Records from a data source:

- - -

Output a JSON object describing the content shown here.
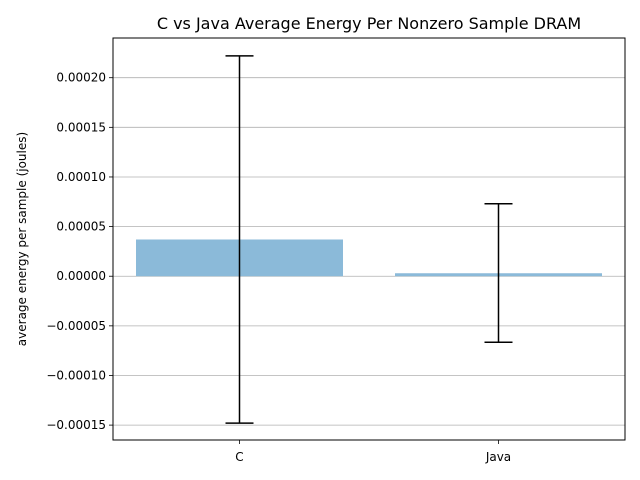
{
  "chart_data": {
    "type": "bar",
    "title": "C vs Java Average Energy Per Nonzero Sample DRAM",
    "xlabel": "",
    "ylabel": "average energy per sample (joules)",
    "categories": [
      "C",
      "Java"
    ],
    "values": [
      3.7e-05,
      3e-06
    ],
    "error_low": [
      -0.000148,
      -6.65e-05
    ],
    "error_high": [
      0.000222,
      7.3e-05
    ],
    "ylim": [
      -0.000165,
      0.00024
    ],
    "yticks": [
      -0.00015,
      -0.0001,
      -5e-05,
      0.0,
      5e-05,
      0.0001,
      0.00015,
      0.0002
    ],
    "ytick_labels": [
      "−0.00015",
      "−0.00010",
      "−0.00005",
      "0.00000",
      "0.00005",
      "0.00010",
      "0.00015",
      "0.00020"
    ],
    "grid": "y",
    "bar_color": "#8bbad9",
    "error_color": "#000000",
    "grid_color": "#b0b0b0"
  }
}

- - -

Search the listing for the string "Java". Copy each line where it turns up.

    "title": "C vs Java Average Energy Per Nonzero Sample DRAM",
      "Java"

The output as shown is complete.